━━━ PROVIDED INFORMATION
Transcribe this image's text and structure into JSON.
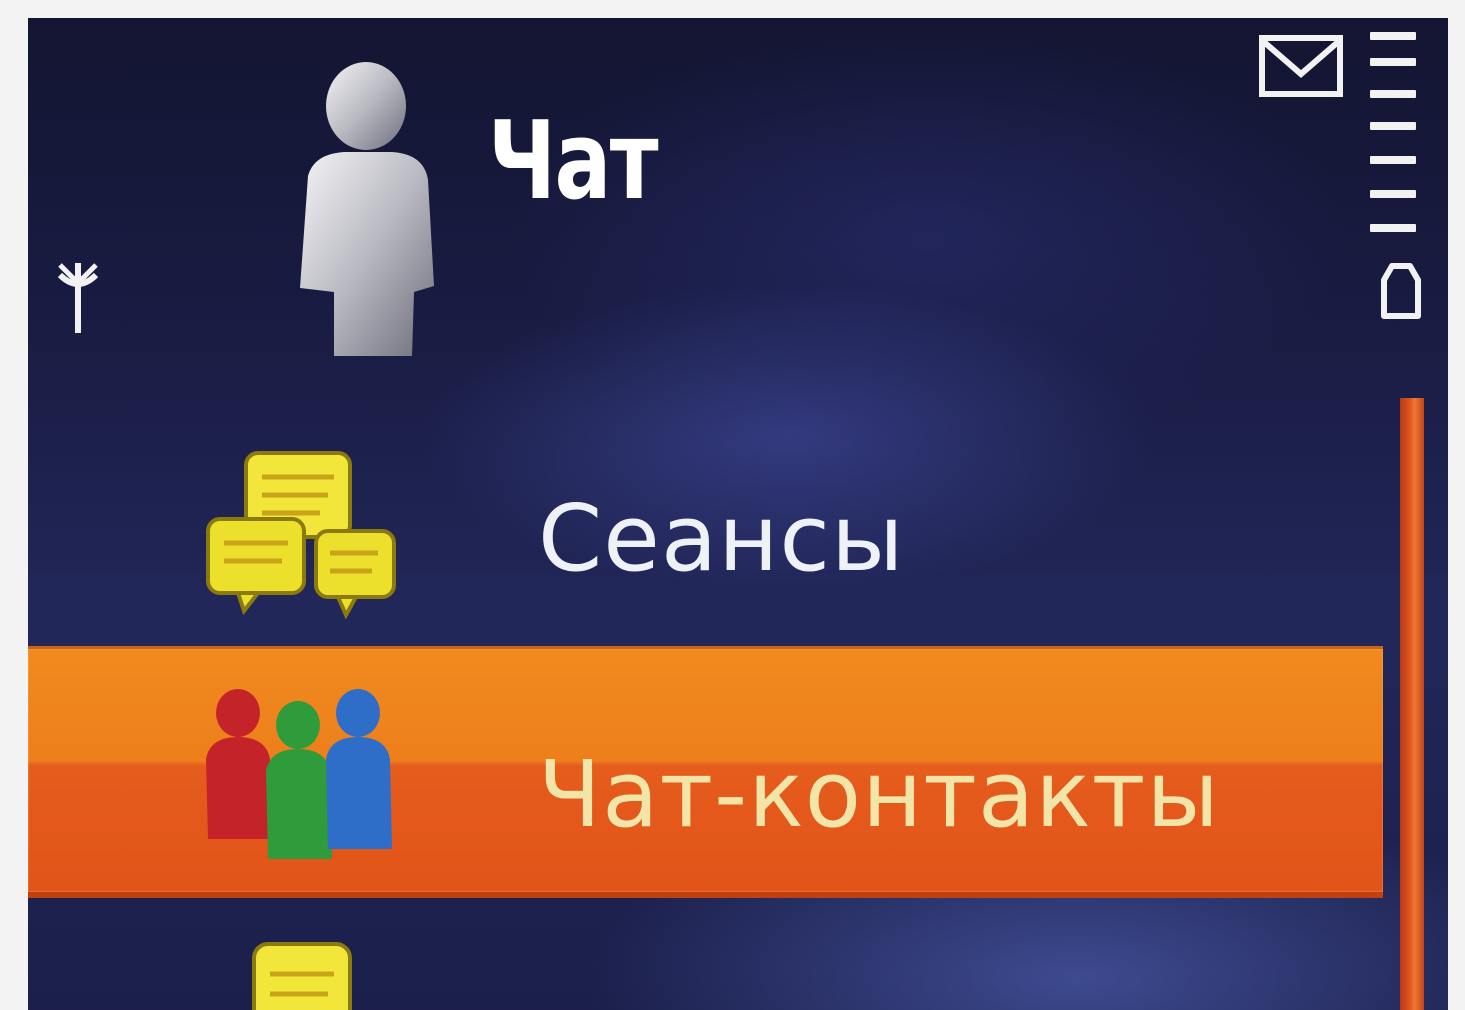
{
  "app": {
    "title": "Чат"
  },
  "menu": {
    "items": [
      {
        "label": "Сеансы",
        "icon": "chat-sessions-icon",
        "selected": false
      },
      {
        "label": "Чат-контакты",
        "icon": "chat-contacts-icon",
        "selected": true
      },
      {
        "label": "",
        "icon": "chat-rooms-icon",
        "selected": false
      }
    ]
  },
  "status": {
    "signal_icon": "antenna-icon",
    "message_icon": "envelope-icon",
    "battery_icon": "battery-icon"
  },
  "colors": {
    "background": "#1a1d45",
    "highlight": "#ee7f1c",
    "highlight_text": "#f3e4a8",
    "text": "#ffffff",
    "scrollbar": "#e45a23"
  },
  "scroll": {
    "position_fraction": 0.0,
    "visible_fraction": 1.0
  }
}
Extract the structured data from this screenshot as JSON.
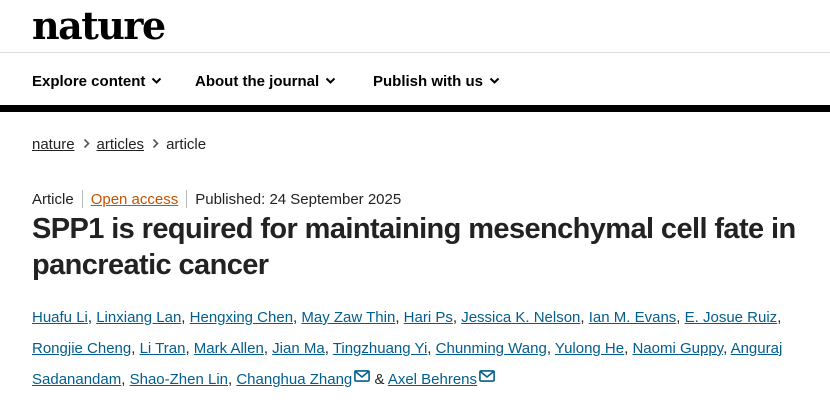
{
  "site": {
    "logo": "nature"
  },
  "nav": {
    "items": [
      {
        "label": "Explore content"
      },
      {
        "label": "About the journal"
      },
      {
        "label": "Publish with us"
      }
    ]
  },
  "breadcrumb": {
    "items": [
      {
        "label": "nature"
      },
      {
        "label": "articles"
      }
    ],
    "current": "article"
  },
  "article": {
    "type": "Article",
    "access": "Open access",
    "published": "Published: 24 September 2025",
    "title": "SPP1 is required for maintaining mesenchymal cell fate in pancreatic cancer",
    "authors": [
      "Huafu Li",
      "Linxiang Lan",
      "Hengxing Chen",
      "May Zaw Thin",
      "Hari Ps",
      "Jessica K. Nelson",
      "Ian M. Evans",
      "E. Josue Ruiz",
      "Rongjie Cheng",
      "Li Tran",
      "Mark Allen",
      "Jian Ma",
      "Tingzhuang Yi",
      "Chunming Wang",
      "Yulong He",
      "Naomi Guppy",
      "Anguraj Sadanandam",
      "Shao-Zhen Lin",
      "Changhua Zhang",
      "Axel Behrens"
    ],
    "author_separator": ",",
    "author_and": "&"
  },
  "colors": {
    "link": "#025e8d",
    "open_access": "#c65301",
    "text": "#222222"
  },
  "icons": {
    "nav_chevron": "chevron-down-icon",
    "breadcrumb_separator": "chevron-right-icon",
    "author_email": "mail-icon"
  }
}
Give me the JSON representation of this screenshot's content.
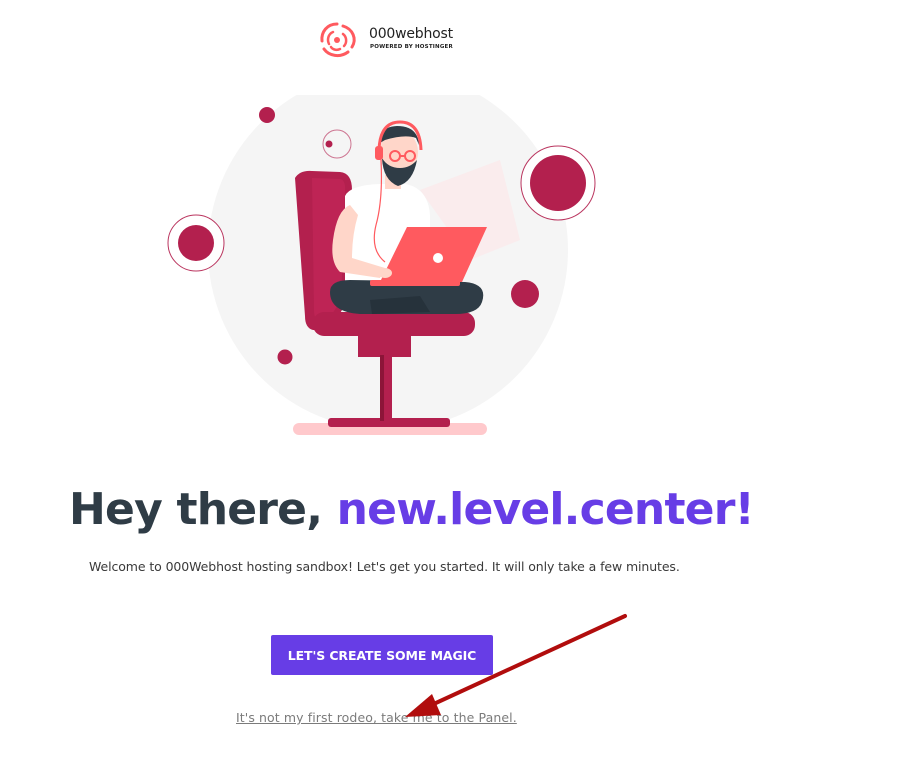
{
  "logo": {
    "name": "000webhost",
    "tagline": "POWERED BY HOSTINGER",
    "icon": "000webhost-swirl-icon"
  },
  "hero": {
    "illustration": "man-with-laptop-on-chair-illustration"
  },
  "headline": {
    "greeting": "Hey there, ",
    "username": "new.level.center!"
  },
  "welcome_text": "Welcome to 000Webhost hosting sandbox! Let's get you started. It will only take a few minutes.",
  "cta": {
    "label": "LET'S CREATE SOME MAGIC"
  },
  "panel_link": {
    "label": "It's not my first rodeo, take me to the Panel."
  },
  "annotation": {
    "icon": "red-arrow-annotation"
  },
  "colors": {
    "accent": "#673de6",
    "heading": "#2f3c46",
    "illustration_primary": "#b3204e",
    "laptop": "#ff5a5f",
    "background": "#ffffff"
  }
}
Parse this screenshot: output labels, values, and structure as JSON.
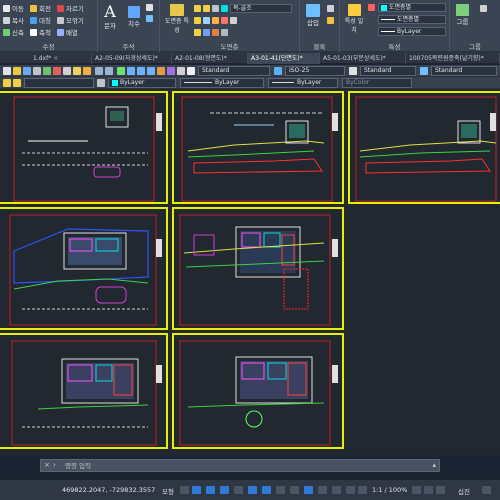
{
  "ribbon": {
    "modify_group": {
      "title": "수정",
      "rows": [
        [
          "이동",
          "회전",
          "자르기"
        ],
        [
          "복사",
          "대칭",
          "모깎기"
        ],
        [
          "신축",
          "축척",
          "배열"
        ]
      ]
    },
    "annotation_group": {
      "title": "주석",
      "text_label": "문자",
      "dim_label": "치수"
    },
    "layer_group": {
      "title": "도면층",
      "props_label": "도면층 특성"
    },
    "block_group": {
      "title": "블록",
      "insert_label": "삽입"
    },
    "properties_group": {
      "title": "특성",
      "match_label": "특성 일치",
      "color_value": "도면층별",
      "linetype_value": "도면층별",
      "lineweight_value": "ByLayer"
    },
    "groups_group": {
      "title": "그룹",
      "label": "그룹"
    },
    "layer_dropdown": "복-골조"
  },
  "tabs": [
    {
      "label": "1.dxf*",
      "active": false
    },
    {
      "label": "A2-05-09(자경상세도)*",
      "active": false
    },
    {
      "label": "A2-01-08(형면도)*",
      "active": false
    },
    {
      "label": "A3-01-41(단면도)*",
      "active": true
    },
    {
      "label": "A5-01-03(부분상세도)*",
      "active": false
    },
    {
      "label": "100705목련원종축(날기향)*",
      "active": false
    }
  ],
  "toolbar1": {
    "textstyle": "Standard",
    "dimstyle": "ISO-25",
    "tablestyle": "Standard",
    "mleaderstyle": "Standard"
  },
  "toolbar2": {
    "color": "ByLayer",
    "linetype": "ByLayer",
    "lineweight": "ByLayer",
    "plotstyle": "ByColor"
  },
  "commandline": {
    "placeholder": "명령 입력"
  },
  "status": {
    "coordinates": "469822.2047, -729832.3557",
    "model_label": "모형",
    "scale": "1:1 / 100%",
    "decimal": "십진"
  }
}
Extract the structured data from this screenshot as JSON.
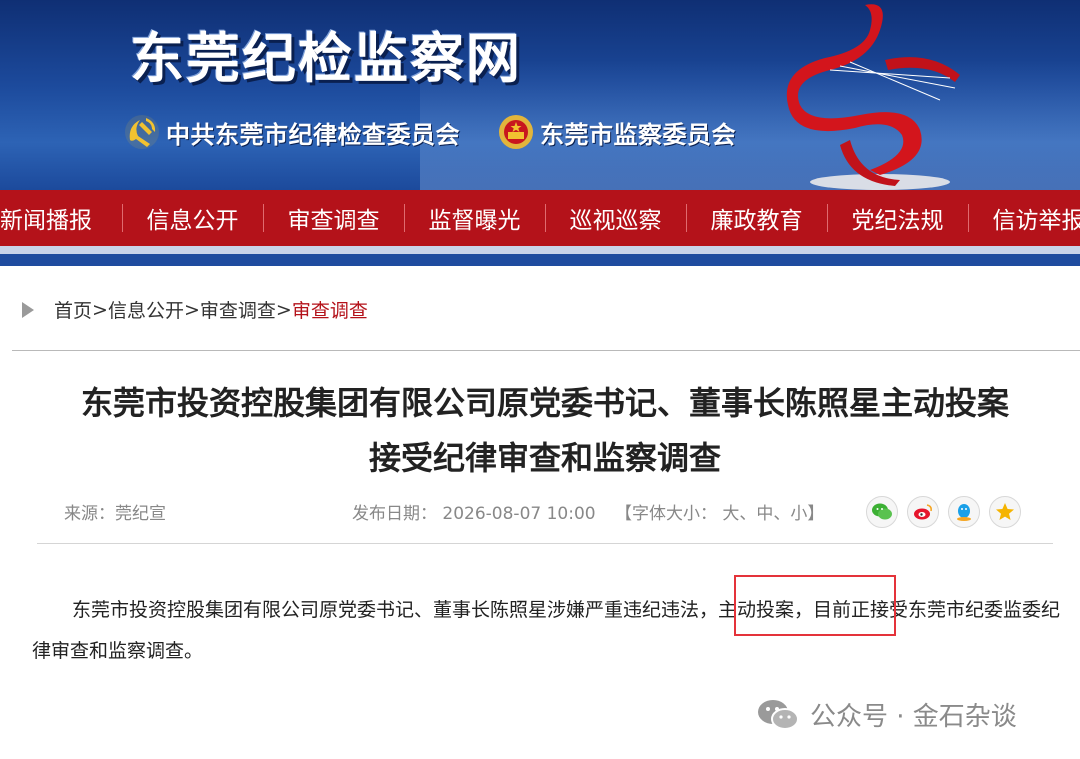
{
  "header": {
    "site_title": "东莞纪检监察网",
    "org1": "中共东莞市纪律检查委员会",
    "org2": "东莞市监察委员会",
    "icons": [
      "party-emblem-icon",
      "national-emblem-icon"
    ]
  },
  "nav": {
    "items": [
      {
        "label": "新闻播报"
      },
      {
        "label": "信息公开"
      },
      {
        "label": "审查调查"
      },
      {
        "label": "监督曝光"
      },
      {
        "label": "巡视巡察"
      },
      {
        "label": "廉政教育"
      },
      {
        "label": "党纪法规"
      },
      {
        "label": "信访举报"
      }
    ]
  },
  "breadcrumb": {
    "home": "首页",
    "level1": "信息公开",
    "level2": "审查调查",
    "current": "审查调查",
    "sep": ">"
  },
  "article": {
    "title_line1": "东莞市投资控股集团有限公司原党委书记、董事长陈照星主动投案",
    "title_line2": "接受纪律审查和监察调查",
    "source": "来源：莞纪宣",
    "date_label": "发布日期：",
    "date": "2026-08-07 10:00",
    "font_size_label": "【字体大小：",
    "font_size_large": "大",
    "font_size_medium": "中",
    "font_size_small": "小",
    "font_size_end": "】",
    "punct": "、",
    "share_icons": [
      "wechat-share-icon",
      "weibo-share-icon",
      "qq-share-icon",
      "favorite-star-icon"
    ],
    "body": "东莞市投资控股集团有限公司原党委书记、董事长陈照星涉嫌严重违纪违法，主动投案，目前正接受东莞市纪委监委纪律审查和监察调查。"
  },
  "watermark": {
    "text": "公众号 · 金石杂谈"
  },
  "colors": {
    "nav_red": "#b4121a",
    "banner_blue": "#1c4a9c",
    "highlight_red": "#e4333a"
  }
}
━━━━━━
- [WHAT THIS TASK INVOLVES]
In your copy, leave out the pictures and reproduce the material above exactly.

- [SOLUTION TO THE PROBLEM]
Transcribe this image's text and structure into JSON.
{
  "app": {
    "title": "Чат"
  },
  "menu": {
    "items": [
      {
        "label": "Сеансы",
        "icon": "chat-sessions-icon",
        "selected": false
      },
      {
        "label": "Чат-контакты",
        "icon": "chat-contacts-icon",
        "selected": true
      },
      {
        "label": "",
        "icon": "chat-rooms-icon",
        "selected": false
      }
    ]
  },
  "status": {
    "signal_icon": "antenna-icon",
    "message_icon": "envelope-icon",
    "battery_icon": "battery-icon"
  },
  "colors": {
    "background": "#1a1d45",
    "highlight": "#ee7f1c",
    "highlight_text": "#f3e4a8",
    "text": "#ffffff",
    "scrollbar": "#e45a23"
  },
  "scroll": {
    "position_fraction": 0.0,
    "visible_fraction": 1.0
  }
}
Extract the structured data from this screenshot as JSON.
{
  "site": {
    "logo": "nature"
  },
  "nav": {
    "items": [
      {
        "label": "Explore content"
      },
      {
        "label": "About the journal"
      },
      {
        "label": "Publish with us"
      }
    ]
  },
  "breadcrumb": {
    "items": [
      {
        "label": "nature"
      },
      {
        "label": "articles"
      }
    ],
    "current": "article"
  },
  "article": {
    "type": "Article",
    "access": "Open access",
    "published": "Published: 24 September 2025",
    "title": "SPP1 is required for maintaining mesenchymal cell fate in pancreatic cancer",
    "authors": [
      "Huafu Li",
      "Linxiang Lan",
      "Hengxing Chen",
      "May Zaw Thin",
      "Hari Ps",
      "Jessica K. Nelson",
      "Ian M. Evans",
      "E. Josue Ruiz",
      "Rongjie Cheng",
      "Li Tran",
      "Mark Allen",
      "Jian Ma",
      "Tingzhuang Yi",
      "Chunming Wang",
      "Yulong He",
      "Naomi Guppy",
      "Anguraj Sadanandam",
      "Shao-Zhen Lin",
      "Changhua Zhang",
      "Axel Behrens"
    ],
    "author_separator": ",",
    "author_and": "&"
  },
  "colors": {
    "link": "#025e8d",
    "open_access": "#c65301",
    "text": "#222222"
  },
  "icons": {
    "nav_chevron": "chevron-down-icon",
    "breadcrumb_separator": "chevron-right-icon",
    "author_email": "mail-icon"
  }
}
Give me the JSON representation of this screenshot's content.
{
  "logo": {
    "name": "000webhost",
    "tagline": "POWERED BY HOSTINGER",
    "icon": "000webhost-swirl-icon"
  },
  "hero": {
    "illustration": "man-with-laptop-on-chair-illustration"
  },
  "headline": {
    "greeting": "Hey there, ",
    "username": "new.level.center!"
  },
  "welcome_text": "Welcome to 000Webhost hosting sandbox! Let's get you started. It will only take a few minutes.",
  "cta": {
    "label": "LET'S CREATE SOME MAGIC"
  },
  "panel_link": {
    "label": "It's not my first rodeo, take me to the Panel."
  },
  "annotation": {
    "icon": "red-arrow-annotation"
  },
  "colors": {
    "accent": "#673de6",
    "heading": "#2f3c46",
    "illustration_primary": "#b3204e",
    "laptop": "#ff5a5f",
    "background": "#ffffff"
  }
}
Parse this screenshot: output labels, values, and structure as JSON.
{
  "ribbon": {
    "modify_group": {
      "title": "수정",
      "rows": [
        [
          "이동",
          "회전",
          "자르기"
        ],
        [
          "복사",
          "대칭",
          "모깎기"
        ],
        [
          "신축",
          "축척",
          "배열"
        ]
      ]
    },
    "annotation_group": {
      "title": "주석",
      "text_label": "문자",
      "dim_label": "치수"
    },
    "layer_group": {
      "title": "도면층",
      "props_label": "도면층 특성"
    },
    "block_group": {
      "title": "블록",
      "insert_label": "삽입"
    },
    "properties_group": {
      "title": "특성",
      "match_label": "특성 일치",
      "color_value": "도면층별",
      "linetype_value": "도면층별",
      "lineweight_value": "ByLayer"
    },
    "groups_group": {
      "title": "그룹",
      "label": "그룹"
    },
    "layer_dropdown": "복-골조"
  },
  "tabs": [
    {
      "label": "1.dxf*",
      "active": false
    },
    {
      "label": "A2-05-09(자경상세도)*",
      "active": false
    },
    {
      "label": "A2-01-08(형면도)*",
      "active": false
    },
    {
      "label": "A3-01-41(단면도)*",
      "active": true
    },
    {
      "label": "A5-01-03(부분상세도)*",
      "active": false
    },
    {
      "label": "100705목련원종축(날기향)*",
      "active": false
    }
  ],
  "toolbar1": {
    "textstyle": "Standard",
    "dimstyle": "ISO-25",
    "tablestyle": "Standard",
    "mleaderstyle": "Standard"
  },
  "toolbar2": {
    "color": "ByLayer",
    "linetype": "ByLayer",
    "lineweight": "ByLayer",
    "plotstyle": "ByColor"
  },
  "commandline": {
    "placeholder": "명령 입력"
  },
  "status": {
    "coordinates": "469822.2047, -729832.3557",
    "model_label": "모형",
    "scale": "1:1 / 100%",
    "decimal": "십진"
  }
}
Extract the structured data from this screenshot as JSON.
{
  "header": {
    "site_title": "东莞纪检监察网",
    "org1": "中共东莞市纪律检查委员会",
    "org2": "东莞市监察委员会",
    "icons": [
      "party-emblem-icon",
      "national-emblem-icon"
    ]
  },
  "nav": {
    "items": [
      {
        "label": "新闻播报"
      },
      {
        "label": "信息公开"
      },
      {
        "label": "审查调查"
      },
      {
        "label": "监督曝光"
      },
      {
        "label": "巡视巡察"
      },
      {
        "label": "廉政教育"
      },
      {
        "label": "党纪法规"
      },
      {
        "label": "信访举报"
      }
    ]
  },
  "breadcrumb": {
    "home": "首页",
    "level1": "信息公开",
    "level2": "审查调查",
    "current": "审查调查",
    "sep": ">"
  },
  "article": {
    "title_line1": "东莞市投资控股集团有限公司原党委书记、董事长陈照星主动投案",
    "title_line2": "接受纪律审查和监察调查",
    "source": "来源：莞纪宣",
    "date_label": "发布日期：",
    "date": "2026-08-07 10:00",
    "font_size_label": "【字体大小：",
    "font_size_large": "大",
    "font_size_medium": "中",
    "font_size_small": "小",
    "font_size_end": "】",
    "punct": "、",
    "share_icons": [
      "wechat-share-icon",
      "weibo-share-icon",
      "qq-share-icon",
      "favorite-star-icon"
    ],
    "body": "东莞市投资控股集团有限公司原党委书记、董事长陈照星涉嫌严重违纪违法，主动投案，目前正接受东莞市纪委监委纪律审查和监察调查。"
  },
  "watermark": {
    "text": "公众号 · 金石杂谈"
  },
  "colors": {
    "nav_red": "#b4121a",
    "banner_blue": "#1c4a9c",
    "highlight_red": "#e4333a"
  }
}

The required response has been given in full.